Objective
Extract every line of the material that holds the string "title".

[Dataset excerpt]
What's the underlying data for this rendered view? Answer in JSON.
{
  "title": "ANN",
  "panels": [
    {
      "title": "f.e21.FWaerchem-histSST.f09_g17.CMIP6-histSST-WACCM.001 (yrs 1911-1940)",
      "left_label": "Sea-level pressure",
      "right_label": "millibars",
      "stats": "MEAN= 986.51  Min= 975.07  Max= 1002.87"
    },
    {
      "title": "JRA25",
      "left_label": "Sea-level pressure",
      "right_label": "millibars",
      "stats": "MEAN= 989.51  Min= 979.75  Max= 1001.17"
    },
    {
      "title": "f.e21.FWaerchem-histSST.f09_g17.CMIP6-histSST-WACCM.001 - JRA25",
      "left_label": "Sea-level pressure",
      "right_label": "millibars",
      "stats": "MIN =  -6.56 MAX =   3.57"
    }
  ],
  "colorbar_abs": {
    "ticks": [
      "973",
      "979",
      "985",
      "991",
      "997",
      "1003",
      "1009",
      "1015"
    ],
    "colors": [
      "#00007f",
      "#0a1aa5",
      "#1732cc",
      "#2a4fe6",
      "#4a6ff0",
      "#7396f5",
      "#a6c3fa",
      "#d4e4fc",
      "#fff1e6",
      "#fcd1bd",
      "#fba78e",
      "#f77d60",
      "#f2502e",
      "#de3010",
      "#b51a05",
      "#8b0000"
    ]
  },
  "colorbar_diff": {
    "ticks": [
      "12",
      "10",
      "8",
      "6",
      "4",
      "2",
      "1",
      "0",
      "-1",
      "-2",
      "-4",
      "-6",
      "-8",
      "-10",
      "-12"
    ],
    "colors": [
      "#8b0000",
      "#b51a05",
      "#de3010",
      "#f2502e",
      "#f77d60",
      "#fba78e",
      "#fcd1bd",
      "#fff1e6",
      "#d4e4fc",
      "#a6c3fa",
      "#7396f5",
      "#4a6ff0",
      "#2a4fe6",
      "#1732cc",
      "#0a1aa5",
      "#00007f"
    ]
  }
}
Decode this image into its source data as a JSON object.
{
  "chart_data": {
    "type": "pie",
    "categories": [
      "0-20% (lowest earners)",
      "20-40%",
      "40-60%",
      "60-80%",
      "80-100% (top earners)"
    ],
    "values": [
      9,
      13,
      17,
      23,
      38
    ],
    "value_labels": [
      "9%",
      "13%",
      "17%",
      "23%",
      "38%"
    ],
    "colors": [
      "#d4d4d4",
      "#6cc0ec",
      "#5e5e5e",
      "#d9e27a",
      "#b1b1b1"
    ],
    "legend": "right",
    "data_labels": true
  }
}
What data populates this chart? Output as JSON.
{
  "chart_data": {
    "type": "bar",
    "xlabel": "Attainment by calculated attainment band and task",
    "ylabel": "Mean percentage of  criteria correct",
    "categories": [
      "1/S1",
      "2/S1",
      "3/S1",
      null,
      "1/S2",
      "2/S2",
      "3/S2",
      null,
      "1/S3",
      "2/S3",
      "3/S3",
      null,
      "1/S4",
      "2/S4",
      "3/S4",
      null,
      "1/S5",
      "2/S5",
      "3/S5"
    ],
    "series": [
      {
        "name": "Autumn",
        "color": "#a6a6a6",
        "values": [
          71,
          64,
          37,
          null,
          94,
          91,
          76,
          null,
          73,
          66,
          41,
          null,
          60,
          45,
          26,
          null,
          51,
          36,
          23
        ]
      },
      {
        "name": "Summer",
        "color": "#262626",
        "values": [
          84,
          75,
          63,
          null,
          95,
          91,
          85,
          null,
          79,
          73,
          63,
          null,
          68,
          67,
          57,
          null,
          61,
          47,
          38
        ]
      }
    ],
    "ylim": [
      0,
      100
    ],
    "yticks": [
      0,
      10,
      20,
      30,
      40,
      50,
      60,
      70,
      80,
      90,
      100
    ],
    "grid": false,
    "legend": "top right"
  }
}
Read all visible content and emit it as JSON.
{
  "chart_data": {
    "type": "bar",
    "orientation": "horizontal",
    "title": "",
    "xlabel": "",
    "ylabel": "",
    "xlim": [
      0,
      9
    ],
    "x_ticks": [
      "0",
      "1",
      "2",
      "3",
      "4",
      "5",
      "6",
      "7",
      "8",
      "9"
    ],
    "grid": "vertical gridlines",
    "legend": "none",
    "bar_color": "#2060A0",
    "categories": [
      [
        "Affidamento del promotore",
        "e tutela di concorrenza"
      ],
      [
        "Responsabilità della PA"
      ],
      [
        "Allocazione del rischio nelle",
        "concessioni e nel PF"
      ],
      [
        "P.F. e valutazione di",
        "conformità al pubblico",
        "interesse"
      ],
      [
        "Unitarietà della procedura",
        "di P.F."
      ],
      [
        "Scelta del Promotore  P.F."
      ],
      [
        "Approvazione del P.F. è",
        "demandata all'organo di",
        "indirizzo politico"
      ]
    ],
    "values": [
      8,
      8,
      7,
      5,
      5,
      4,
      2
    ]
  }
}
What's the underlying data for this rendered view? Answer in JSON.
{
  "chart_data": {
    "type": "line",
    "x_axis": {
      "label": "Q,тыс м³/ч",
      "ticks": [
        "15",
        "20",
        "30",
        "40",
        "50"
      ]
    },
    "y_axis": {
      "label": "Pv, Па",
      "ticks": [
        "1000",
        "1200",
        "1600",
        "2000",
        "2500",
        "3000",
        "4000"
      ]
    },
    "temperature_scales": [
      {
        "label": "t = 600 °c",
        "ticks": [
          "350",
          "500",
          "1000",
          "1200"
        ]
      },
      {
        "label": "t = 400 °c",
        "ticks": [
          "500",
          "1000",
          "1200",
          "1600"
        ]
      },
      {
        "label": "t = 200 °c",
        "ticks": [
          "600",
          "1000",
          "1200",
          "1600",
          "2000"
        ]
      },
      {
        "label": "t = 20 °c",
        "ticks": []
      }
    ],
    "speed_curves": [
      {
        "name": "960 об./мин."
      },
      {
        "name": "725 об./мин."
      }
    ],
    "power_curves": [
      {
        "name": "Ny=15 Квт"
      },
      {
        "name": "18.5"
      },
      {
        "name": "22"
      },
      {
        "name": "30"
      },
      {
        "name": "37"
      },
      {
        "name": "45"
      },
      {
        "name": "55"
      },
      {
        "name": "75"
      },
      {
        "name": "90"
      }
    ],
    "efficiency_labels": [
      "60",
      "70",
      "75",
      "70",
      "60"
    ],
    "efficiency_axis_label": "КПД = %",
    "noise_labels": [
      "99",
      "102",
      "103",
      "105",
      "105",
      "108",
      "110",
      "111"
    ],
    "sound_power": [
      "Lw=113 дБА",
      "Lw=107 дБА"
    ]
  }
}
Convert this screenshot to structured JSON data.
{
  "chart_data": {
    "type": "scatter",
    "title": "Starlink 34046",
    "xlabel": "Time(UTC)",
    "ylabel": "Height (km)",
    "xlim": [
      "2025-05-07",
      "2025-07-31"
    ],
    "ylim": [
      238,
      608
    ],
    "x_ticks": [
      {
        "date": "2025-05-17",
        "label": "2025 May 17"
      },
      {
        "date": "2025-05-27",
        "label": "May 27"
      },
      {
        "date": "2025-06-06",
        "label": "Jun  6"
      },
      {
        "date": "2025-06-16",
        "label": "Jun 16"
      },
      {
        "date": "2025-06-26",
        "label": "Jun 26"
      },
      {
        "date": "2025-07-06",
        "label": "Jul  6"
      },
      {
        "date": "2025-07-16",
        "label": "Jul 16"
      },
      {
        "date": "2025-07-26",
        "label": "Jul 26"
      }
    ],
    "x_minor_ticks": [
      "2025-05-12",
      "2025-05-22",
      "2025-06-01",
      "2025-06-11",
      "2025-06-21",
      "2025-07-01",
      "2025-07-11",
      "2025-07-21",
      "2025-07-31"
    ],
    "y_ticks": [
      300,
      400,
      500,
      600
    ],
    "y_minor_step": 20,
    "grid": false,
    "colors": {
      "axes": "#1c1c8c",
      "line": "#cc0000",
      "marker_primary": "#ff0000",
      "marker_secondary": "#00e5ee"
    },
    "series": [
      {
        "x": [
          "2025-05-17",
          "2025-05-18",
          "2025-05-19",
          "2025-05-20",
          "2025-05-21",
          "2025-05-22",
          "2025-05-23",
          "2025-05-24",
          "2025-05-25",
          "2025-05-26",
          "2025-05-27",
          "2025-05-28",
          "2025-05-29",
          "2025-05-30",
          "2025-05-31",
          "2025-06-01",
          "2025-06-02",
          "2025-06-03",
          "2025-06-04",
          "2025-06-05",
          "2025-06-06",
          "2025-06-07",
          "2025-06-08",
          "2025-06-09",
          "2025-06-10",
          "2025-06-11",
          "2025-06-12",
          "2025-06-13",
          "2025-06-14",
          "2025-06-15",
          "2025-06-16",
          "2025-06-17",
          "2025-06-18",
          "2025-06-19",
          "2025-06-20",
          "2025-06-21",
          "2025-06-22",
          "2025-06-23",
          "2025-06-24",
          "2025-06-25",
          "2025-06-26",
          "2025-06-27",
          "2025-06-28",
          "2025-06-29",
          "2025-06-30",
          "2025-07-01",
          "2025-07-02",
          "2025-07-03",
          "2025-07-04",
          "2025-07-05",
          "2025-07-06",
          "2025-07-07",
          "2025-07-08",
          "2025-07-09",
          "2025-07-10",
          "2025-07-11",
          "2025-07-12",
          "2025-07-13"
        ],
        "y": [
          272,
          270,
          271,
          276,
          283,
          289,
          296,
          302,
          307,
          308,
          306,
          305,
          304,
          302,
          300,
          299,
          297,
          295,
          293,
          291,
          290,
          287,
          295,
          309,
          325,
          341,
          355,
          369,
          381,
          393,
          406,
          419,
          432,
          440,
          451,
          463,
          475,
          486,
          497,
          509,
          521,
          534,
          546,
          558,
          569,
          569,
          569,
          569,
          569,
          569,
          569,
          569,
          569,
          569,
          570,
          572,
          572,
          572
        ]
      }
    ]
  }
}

Task result
  "title": "ANN",
      "title": "f.e21.FWaerchem-histSST.f09_g17.CMIP6-histSST-WACCM.001 (yrs 1911-1940)",
      "title": "JRA25",
      "title": "f.e21.FWaerchem-histSST.f09_g17.CMIP6-histSST-WACCM.001 - JRA25",
    "title": "",
    "title": "Starlink 34046",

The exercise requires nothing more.